• Problem statement
Write out the listing below without alteration, omitting its pictures.

• Information given
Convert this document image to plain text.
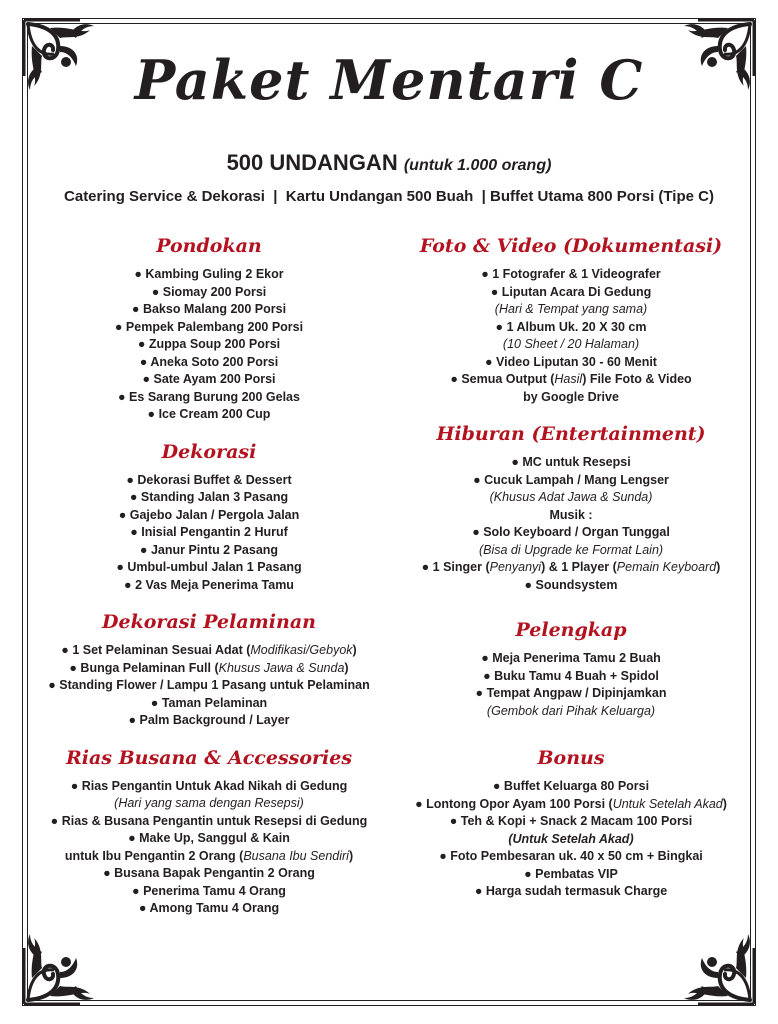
Paket Mentari C

500 UNDANGAN (untuk 1.000 orang)

Catering Service & Dekorasi  |  Kartu Undangan 500 Buah  | Buffet Utama 800 Porsi (Tipe C)

Pondokan
● Kambing Guling 2 Ekor
● Siomay 200 Porsi
● Bakso Malang 200 Porsi
● Pempek Palembang 200 Porsi
● Zuppa Soup 200 Porsi
● Aneka Soto 200 Porsi
● Sate Ayam 200 Porsi
● Es Sarang Burung 200 Gelas
● Ice Cream 200 Cup
Dekorasi
● Dekorasi Buffet & Dessert
● Standing Jalan 3 Pasang
● Gajebo Jalan / Pergola Jalan
● Inisial Pengantin 2 Huruf
● Janur Pintu 2 Pasang
● Umbul-umbul Jalan 1 Pasang
● 2 Vas Meja Penerima Tamu
Dekorasi Pelaminan
● 1 Set Pelaminan Sesuai Adat (Modifikasi/Gebyok)
● Bunga Pelaminan Full (Khusus Jawa & Sunda)
● Standing Flower / Lampu 1 Pasang untuk Pelaminan
● Taman Pelaminan
● Palm Background / Layer
Rias Busana & Accessories
● Rias Pengantin Untuk Akad Nikah di Gedung
(Hari yang sama dengan Resepsi)
● Rias & Busana Pengantin untuk Resepsi di Gedung
● Make Up, Sanggul & Kain
untuk Ibu Pengantin 2 Orang (Busana Ibu Sendiri)
● Busana Bapak Pengantin 2 Orang
● Penerima Tamu 4 Orang
● Among Tamu 4 Orang
Foto & Video (Dokumentasi)
● 1 Fotografer & 1 Videografer
● Liputan Acara Di Gedung
(Hari & Tempat yang sama)
● 1 Album Uk. 20 X 30 cm
(10 Sheet / 20 Halaman)
● Video Liputan 30 - 60 Menit
● Semua Output (Hasil) File Foto & Video
by Google Drive
Hiburan (Entertainment)
● MC untuk Resepsi
● Cucuk Lampah / Mang Lengser
(Khusus Adat Jawa & Sunda)
Musik :
● Solo Keyboard / Organ Tunggal
(Bisa di Upgrade ke Format Lain)
● 1 Singer (Penyanyi) & 1 Player (Pemain Keyboard)
● Soundsystem
Pelengkap
● Meja Penerima Tamu 2 Buah
● Buku Tamu 4 Buah + Spidol
● Tempat Angpaw / Dipinjamkan
(Gembok dari Pihak Keluarga)
Bonus
● Buffet Keluarga 80 Porsi
● Lontong Opor Ayam 100 Porsi (Untuk Setelah Akad)
● Teh & Kopi + Snack 2 Macam 100 Porsi
(Untuk Setelah Akad)
● Foto Pembesaran uk. 40 x 50 cm + Bingkai
● Pembatas VIP
● Harga sudah termasuk Charge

• Reply
Convert this document image to plain text.
Paket Mentari C

500 UNDANGAN (untuk 1.000 orang)

Catering Service & Dekorasi  |  Kartu Undangan 500 Buah  | Buffet Utama 800 Porsi (Tipe C)

Pondokan
● Kambing Guling 2 Ekor
● Siomay 200 Porsi
● Bakso Malang 200 Porsi
● Pempek Palembang 200 Porsi
● Zuppa Soup 200 Porsi
● Aneka Soto 200 Porsi
● Sate Ayam 200 Porsi
● Es Sarang Burung 200 Gelas
● Ice Cream 200 Cup
Dekorasi
● Dekorasi Buffet & Dessert
● Standing Jalan 3 Pasang
● Gajebo Jalan / Pergola Jalan
● Inisial Pengantin 2 Huruf
● Janur Pintu 2 Pasang
● Umbul-umbul Jalan 1 Pasang
● 2 Vas Meja Penerima Tamu
Dekorasi Pelaminan
● 1 Set Pelaminan Sesuai Adat (Modifikasi/Gebyok)
● Bunga Pelaminan Full (Khusus Jawa & Sunda)
● Standing Flower / Lampu 1 Pasang untuk Pelaminan
● Taman Pelaminan
● Palm Background / Layer
Rias Busana & Accessories
● Rias Pengantin Untuk Akad Nikah di Gedung
(Hari yang sama dengan Resepsi)
● Rias & Busana Pengantin untuk Resepsi di Gedung
● Make Up, Sanggul & Kain
untuk Ibu Pengantin 2 Orang (Busana Ibu Sendiri)
● Busana Bapak Pengantin 2 Orang
● Penerima Tamu 4 Orang
● Among Tamu 4 Orang
Foto & Video (Dokumentasi)
● 1 Fotografer & 1 Videografer
● Liputan Acara Di Gedung
(Hari & Tempat yang sama)
● 1 Album Uk. 20 X 30 cm
(10 Sheet / 20 Halaman)
● Video Liputan 30 - 60 Menit
● Semua Output (Hasil) File Foto & Video
by Google Drive
Hiburan (Entertainment)
● MC untuk Resepsi
● Cucuk Lampah / Mang Lengser
(Khusus Adat Jawa & Sunda)
Musik :
● Solo Keyboard / Organ Tunggal
(Bisa di Upgrade ke Format Lain)
● 1 Singer (Penyanyi) & 1 Player (Pemain Keyboard)
● Soundsystem
Pelengkap
● Meja Penerima Tamu 2 Buah
● Buku Tamu 4 Buah + Spidol
● Tempat Angpaw / Dipinjamkan
(Gembok dari Pihak Keluarga)
Bonus
● Buffet Keluarga 80 Porsi
● Lontong Opor Ayam 100 Porsi (Untuk Setelah Akad)
● Teh & Kopi + Snack 2 Macam 100 Porsi
(Untuk Setelah Akad)
● Foto Pembesaran uk. 40 x 50 cm + Bingkai
● Pembatas VIP
● Harga sudah termasuk Charge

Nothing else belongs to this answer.